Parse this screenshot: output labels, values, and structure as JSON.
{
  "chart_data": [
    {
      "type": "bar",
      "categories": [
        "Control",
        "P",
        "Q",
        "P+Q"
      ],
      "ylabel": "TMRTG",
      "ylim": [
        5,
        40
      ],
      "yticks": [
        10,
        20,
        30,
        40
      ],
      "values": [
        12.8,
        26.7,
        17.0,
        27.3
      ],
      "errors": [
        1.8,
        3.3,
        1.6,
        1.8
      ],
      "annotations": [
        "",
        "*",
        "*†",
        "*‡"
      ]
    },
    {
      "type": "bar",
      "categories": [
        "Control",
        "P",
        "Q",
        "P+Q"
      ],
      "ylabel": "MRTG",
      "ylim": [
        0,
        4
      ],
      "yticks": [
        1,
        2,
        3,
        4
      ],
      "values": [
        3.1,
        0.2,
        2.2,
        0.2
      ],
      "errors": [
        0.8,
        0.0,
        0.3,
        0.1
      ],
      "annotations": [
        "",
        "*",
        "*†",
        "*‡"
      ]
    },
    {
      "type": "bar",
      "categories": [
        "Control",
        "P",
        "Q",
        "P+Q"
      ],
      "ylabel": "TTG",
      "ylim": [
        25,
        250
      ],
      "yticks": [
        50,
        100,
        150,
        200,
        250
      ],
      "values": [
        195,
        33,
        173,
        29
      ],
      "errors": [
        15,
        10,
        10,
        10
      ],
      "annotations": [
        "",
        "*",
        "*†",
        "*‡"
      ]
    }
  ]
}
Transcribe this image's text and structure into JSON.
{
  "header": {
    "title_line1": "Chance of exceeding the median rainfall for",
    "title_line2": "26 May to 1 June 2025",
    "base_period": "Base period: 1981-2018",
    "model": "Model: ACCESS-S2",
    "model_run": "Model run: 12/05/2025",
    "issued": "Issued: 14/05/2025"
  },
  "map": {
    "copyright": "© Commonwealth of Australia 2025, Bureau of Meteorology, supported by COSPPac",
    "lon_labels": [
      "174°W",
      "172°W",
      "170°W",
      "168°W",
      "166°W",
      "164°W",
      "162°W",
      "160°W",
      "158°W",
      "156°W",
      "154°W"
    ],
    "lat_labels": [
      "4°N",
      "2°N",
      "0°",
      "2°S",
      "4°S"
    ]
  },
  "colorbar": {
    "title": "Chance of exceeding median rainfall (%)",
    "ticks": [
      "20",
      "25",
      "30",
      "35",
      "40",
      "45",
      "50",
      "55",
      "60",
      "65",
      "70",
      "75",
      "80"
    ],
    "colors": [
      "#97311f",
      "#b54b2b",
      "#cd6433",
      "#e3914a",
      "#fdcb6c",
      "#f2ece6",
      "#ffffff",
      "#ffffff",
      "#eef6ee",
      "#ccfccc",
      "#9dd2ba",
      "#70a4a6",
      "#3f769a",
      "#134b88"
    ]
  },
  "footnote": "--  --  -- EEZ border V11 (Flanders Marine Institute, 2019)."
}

..........

Work to complete
Count every line of the records that holds "Chance". State the number, nothing else.

Answer for the task
2